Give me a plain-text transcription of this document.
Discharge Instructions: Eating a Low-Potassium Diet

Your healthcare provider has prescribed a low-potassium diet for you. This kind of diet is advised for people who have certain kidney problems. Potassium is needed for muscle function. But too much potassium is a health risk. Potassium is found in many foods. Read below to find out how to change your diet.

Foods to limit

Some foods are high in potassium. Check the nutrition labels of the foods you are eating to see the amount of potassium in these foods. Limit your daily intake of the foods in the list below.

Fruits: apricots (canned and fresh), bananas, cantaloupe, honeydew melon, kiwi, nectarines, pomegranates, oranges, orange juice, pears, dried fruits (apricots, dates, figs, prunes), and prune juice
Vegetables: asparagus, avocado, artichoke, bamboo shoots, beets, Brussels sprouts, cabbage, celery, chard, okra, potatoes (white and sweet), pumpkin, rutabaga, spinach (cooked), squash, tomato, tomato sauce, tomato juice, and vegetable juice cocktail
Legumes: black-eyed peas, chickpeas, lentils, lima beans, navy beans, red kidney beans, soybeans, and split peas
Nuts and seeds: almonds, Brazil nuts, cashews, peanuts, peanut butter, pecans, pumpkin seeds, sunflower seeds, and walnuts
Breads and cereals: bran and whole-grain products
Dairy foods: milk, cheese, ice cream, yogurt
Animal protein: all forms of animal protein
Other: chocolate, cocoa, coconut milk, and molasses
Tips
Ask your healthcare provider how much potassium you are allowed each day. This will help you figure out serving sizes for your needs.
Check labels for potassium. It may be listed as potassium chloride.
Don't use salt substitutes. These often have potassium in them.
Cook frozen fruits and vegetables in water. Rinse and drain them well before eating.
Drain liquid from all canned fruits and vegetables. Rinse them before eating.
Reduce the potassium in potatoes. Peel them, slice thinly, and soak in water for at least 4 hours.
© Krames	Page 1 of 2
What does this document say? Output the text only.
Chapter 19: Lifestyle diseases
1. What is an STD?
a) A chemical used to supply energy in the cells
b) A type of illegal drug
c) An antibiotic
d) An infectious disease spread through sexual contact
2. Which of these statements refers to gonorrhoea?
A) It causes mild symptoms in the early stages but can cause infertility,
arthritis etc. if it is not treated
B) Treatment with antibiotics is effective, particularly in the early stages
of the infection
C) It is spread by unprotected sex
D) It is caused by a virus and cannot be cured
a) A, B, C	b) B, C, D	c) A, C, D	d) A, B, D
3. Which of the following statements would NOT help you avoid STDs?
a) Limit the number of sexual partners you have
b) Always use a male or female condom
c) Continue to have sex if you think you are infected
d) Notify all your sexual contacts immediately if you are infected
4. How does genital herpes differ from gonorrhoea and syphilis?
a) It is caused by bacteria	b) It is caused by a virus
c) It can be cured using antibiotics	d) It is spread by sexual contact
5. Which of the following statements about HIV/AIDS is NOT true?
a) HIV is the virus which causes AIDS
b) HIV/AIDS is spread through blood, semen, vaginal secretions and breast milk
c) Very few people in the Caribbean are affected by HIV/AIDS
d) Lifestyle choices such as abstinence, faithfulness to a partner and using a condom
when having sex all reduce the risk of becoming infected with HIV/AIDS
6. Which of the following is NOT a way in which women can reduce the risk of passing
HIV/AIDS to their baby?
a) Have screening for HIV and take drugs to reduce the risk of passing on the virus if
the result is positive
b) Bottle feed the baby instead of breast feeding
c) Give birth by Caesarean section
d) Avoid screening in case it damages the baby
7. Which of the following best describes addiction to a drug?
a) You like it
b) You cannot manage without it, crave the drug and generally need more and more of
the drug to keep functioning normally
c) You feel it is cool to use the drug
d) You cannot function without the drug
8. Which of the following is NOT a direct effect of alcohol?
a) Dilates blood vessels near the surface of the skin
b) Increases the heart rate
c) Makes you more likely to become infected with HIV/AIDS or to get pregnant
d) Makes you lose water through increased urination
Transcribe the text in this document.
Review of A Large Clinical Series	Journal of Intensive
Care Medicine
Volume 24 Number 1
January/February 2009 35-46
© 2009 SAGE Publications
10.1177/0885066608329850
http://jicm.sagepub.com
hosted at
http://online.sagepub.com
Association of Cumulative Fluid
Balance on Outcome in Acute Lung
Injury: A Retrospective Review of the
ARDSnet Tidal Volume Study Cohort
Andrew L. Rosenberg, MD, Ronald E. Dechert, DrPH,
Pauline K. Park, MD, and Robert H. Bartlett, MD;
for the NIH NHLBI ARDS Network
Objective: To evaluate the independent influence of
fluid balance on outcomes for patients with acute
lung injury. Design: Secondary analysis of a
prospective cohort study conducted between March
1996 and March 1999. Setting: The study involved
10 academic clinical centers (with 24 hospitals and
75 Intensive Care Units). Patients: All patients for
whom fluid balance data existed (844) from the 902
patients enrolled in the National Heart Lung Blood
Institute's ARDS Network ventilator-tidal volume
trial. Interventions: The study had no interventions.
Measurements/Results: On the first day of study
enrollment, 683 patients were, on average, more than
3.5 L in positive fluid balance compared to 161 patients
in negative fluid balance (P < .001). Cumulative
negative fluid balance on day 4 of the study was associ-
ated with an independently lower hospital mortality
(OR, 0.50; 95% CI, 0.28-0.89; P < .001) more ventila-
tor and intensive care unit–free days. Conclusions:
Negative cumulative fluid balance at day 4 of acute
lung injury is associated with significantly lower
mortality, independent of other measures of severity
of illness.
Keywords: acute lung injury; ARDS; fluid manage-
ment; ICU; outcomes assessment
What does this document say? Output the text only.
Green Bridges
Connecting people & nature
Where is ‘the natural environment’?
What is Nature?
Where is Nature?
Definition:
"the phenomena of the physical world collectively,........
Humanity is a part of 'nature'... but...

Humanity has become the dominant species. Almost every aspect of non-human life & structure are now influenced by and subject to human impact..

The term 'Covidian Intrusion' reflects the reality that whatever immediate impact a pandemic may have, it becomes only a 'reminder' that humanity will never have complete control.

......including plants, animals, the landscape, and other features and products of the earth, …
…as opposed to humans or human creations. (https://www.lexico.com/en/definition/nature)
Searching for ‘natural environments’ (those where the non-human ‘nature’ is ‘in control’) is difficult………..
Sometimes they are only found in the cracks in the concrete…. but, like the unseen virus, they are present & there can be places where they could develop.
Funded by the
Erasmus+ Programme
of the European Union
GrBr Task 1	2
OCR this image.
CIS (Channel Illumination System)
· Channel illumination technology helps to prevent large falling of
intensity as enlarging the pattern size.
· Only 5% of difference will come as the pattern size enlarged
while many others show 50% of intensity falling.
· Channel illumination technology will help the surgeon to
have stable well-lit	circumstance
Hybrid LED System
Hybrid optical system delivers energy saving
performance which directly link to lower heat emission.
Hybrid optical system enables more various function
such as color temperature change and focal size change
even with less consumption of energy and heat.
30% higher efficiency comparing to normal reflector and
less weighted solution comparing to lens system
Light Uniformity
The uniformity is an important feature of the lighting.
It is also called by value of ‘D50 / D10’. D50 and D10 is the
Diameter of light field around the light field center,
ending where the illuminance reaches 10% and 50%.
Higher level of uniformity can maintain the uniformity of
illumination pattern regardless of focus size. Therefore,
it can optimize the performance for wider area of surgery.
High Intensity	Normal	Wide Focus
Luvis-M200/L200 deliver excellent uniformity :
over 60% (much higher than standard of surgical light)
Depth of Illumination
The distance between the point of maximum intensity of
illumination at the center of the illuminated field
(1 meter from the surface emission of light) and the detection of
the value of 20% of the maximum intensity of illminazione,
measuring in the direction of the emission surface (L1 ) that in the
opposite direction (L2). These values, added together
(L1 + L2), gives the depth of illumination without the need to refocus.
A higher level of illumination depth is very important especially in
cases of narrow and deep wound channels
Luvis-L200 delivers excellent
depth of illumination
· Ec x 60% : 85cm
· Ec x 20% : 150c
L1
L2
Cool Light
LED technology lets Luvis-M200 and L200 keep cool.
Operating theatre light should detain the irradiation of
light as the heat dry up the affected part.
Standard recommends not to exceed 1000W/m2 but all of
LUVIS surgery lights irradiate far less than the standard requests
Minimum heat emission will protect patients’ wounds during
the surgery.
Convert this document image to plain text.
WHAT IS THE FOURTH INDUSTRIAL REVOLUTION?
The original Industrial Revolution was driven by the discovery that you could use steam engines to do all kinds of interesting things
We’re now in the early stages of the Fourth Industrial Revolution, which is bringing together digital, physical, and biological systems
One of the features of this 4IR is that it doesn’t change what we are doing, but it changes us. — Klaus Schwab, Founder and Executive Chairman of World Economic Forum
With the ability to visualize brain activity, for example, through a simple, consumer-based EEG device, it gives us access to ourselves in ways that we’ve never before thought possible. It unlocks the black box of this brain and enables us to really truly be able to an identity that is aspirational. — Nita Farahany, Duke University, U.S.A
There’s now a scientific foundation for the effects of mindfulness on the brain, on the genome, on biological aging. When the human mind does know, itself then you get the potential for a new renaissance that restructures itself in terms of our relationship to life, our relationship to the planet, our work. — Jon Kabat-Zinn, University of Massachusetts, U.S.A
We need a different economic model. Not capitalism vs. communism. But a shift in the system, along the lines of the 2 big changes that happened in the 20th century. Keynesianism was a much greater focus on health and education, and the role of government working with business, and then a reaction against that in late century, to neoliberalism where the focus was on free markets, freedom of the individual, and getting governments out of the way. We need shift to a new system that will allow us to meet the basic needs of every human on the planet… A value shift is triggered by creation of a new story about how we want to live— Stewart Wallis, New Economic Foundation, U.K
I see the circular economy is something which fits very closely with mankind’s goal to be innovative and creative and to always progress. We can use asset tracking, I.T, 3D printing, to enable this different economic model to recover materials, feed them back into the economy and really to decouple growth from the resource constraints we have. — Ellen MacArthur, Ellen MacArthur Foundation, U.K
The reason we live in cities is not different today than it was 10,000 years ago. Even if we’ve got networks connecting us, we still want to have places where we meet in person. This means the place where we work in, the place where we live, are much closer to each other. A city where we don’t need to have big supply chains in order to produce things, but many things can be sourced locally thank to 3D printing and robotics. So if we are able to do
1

────────────────

Your reply should hold all the lines from the listing above in which "cannot" appears.

D) It is caused by a virus and cannot be cured
b) You cannot manage without it, crave the drug and generally need more and more of
d) You cannot function without the drug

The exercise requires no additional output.